→ Problem
Select, from the data, each line where "Petőfi" occurs.
::: Data shown :::
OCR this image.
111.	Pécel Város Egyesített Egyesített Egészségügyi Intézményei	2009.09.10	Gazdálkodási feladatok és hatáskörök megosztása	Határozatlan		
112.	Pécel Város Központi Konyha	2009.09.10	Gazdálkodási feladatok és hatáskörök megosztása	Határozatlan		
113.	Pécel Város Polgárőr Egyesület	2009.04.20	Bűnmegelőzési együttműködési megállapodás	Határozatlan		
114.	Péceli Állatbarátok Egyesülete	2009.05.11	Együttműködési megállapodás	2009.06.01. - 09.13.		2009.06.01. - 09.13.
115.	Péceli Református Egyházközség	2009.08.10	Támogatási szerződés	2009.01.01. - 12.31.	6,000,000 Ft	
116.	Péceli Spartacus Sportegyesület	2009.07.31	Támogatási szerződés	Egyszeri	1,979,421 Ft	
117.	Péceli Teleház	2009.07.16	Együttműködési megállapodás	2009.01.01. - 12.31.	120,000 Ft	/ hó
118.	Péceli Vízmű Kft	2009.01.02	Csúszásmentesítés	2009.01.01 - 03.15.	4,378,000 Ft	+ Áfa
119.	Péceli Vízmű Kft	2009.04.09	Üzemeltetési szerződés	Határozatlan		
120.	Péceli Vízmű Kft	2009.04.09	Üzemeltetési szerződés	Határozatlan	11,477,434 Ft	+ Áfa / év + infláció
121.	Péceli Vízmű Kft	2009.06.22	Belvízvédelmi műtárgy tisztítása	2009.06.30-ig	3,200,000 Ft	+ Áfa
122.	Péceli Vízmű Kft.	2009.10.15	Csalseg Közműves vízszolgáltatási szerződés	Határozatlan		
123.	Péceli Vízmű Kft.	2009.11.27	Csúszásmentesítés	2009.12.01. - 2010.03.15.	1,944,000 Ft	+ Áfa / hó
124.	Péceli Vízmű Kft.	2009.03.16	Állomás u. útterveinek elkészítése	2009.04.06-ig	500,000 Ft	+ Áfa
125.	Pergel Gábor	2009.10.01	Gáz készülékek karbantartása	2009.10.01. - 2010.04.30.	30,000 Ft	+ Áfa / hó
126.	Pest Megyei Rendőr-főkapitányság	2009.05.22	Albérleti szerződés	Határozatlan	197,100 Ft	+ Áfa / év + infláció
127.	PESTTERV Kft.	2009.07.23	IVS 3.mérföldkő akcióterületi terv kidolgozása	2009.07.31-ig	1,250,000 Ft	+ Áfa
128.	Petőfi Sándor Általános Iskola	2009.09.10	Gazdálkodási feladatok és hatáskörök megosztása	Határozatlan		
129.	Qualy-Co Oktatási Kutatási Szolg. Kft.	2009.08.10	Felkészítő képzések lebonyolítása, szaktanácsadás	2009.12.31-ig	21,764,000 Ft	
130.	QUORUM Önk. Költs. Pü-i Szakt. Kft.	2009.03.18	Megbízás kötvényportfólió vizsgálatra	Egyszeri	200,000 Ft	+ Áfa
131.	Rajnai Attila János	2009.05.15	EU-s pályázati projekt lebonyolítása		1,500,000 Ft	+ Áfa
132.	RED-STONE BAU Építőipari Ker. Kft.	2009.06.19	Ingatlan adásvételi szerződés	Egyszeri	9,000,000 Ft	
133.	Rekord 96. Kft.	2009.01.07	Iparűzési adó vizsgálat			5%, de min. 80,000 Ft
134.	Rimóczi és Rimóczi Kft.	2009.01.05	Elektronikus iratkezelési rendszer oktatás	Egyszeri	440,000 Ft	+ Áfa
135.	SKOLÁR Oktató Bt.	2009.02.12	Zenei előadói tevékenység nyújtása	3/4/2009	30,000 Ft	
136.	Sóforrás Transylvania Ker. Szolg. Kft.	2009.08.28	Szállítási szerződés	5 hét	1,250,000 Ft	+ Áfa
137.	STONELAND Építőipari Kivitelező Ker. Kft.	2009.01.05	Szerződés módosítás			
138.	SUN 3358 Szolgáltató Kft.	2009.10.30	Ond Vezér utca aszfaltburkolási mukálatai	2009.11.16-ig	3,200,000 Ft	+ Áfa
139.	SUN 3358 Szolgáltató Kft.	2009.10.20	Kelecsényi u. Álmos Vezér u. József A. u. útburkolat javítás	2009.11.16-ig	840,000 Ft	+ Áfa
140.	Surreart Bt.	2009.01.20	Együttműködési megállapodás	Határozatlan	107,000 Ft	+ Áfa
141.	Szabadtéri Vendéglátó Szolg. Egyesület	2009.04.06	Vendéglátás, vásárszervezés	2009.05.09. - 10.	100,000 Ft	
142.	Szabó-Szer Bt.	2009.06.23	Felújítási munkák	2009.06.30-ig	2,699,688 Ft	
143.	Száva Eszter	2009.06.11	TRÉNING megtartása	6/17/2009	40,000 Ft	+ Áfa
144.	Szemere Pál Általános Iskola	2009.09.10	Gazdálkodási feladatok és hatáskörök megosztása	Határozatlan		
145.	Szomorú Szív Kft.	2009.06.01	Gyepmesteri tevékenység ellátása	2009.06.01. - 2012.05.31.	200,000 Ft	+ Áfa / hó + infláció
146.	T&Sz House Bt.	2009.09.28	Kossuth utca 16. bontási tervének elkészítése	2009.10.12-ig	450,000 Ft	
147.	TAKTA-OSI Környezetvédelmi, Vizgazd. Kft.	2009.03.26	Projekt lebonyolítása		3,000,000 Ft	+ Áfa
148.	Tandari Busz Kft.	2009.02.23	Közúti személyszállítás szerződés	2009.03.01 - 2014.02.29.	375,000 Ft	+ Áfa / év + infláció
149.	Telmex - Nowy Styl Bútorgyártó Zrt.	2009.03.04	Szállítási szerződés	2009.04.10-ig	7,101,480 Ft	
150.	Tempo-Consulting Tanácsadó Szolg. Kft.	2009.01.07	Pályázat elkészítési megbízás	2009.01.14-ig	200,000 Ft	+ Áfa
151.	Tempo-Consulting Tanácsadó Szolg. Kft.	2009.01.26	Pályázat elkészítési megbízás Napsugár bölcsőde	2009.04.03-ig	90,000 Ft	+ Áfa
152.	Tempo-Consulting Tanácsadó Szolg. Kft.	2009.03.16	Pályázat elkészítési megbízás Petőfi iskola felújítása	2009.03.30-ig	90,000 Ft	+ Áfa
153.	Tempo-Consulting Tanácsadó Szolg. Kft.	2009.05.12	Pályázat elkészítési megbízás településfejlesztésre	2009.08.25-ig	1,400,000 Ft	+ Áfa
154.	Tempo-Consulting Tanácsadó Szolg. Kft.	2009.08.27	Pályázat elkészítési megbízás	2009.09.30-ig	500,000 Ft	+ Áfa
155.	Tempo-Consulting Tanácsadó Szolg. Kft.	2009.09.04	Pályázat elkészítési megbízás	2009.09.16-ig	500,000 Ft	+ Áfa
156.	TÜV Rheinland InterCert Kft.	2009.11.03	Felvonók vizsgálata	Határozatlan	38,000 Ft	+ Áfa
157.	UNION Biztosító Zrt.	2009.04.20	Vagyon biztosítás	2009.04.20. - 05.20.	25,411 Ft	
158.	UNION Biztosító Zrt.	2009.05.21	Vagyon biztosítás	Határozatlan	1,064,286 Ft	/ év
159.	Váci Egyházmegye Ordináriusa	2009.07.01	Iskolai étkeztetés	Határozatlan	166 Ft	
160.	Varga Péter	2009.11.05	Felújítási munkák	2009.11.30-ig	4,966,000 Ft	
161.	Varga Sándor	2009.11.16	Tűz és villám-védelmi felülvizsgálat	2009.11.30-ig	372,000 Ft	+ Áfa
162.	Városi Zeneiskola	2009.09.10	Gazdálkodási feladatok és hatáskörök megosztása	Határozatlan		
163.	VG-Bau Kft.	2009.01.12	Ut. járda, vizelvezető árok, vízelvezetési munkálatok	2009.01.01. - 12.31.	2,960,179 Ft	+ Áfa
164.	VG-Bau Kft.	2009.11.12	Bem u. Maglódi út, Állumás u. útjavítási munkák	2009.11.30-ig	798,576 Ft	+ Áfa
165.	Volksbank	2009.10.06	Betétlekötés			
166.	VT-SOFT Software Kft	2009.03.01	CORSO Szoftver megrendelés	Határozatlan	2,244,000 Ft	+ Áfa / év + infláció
:::
→ Expected output
128.	Petőfi Sándor Általános Iskola	2009.09.10	Gazdálkodási feladatok és hatáskörök megosztása	Határozatlan		
152.	Tempo-Consulting Tanácsadó Szolg. Kft.	2009.03.16	Pályázat elkészítési megbízás Petőfi iskola felújítása	2009.03.30-ig	90,000 Ft	+ Áfa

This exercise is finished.